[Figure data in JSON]
⁂
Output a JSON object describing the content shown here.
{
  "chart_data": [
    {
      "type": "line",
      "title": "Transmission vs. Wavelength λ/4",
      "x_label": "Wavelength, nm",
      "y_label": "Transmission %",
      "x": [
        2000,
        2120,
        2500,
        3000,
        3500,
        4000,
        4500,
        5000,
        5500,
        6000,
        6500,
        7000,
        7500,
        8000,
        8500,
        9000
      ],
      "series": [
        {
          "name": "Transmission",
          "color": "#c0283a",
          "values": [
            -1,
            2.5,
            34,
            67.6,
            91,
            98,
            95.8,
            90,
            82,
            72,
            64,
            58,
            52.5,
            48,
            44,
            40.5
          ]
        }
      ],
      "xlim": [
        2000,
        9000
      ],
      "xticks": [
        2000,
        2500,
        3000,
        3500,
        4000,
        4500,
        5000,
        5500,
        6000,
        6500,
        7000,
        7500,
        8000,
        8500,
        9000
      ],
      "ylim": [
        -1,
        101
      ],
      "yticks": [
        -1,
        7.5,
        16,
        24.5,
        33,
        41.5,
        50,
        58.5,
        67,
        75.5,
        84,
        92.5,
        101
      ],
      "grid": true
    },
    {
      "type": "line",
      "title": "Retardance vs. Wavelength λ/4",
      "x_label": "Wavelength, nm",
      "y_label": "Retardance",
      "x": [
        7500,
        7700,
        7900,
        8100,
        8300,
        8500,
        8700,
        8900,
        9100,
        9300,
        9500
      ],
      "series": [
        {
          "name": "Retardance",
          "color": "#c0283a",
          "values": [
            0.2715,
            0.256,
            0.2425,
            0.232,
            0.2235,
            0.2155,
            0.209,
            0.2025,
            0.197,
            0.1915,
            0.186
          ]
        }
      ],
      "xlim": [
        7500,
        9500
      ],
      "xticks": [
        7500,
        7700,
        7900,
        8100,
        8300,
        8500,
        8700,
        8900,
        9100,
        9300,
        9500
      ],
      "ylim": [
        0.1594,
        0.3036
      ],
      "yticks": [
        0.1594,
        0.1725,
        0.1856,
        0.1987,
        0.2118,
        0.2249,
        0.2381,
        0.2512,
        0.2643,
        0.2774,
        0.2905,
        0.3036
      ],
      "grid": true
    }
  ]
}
⁂
## STATED EXERCISE
Return all lines of the material above in which the word "name" occurs.

## RESPONSE TO THIS EXERCISE
          "name": "Transmission",
          "name": "Retardance",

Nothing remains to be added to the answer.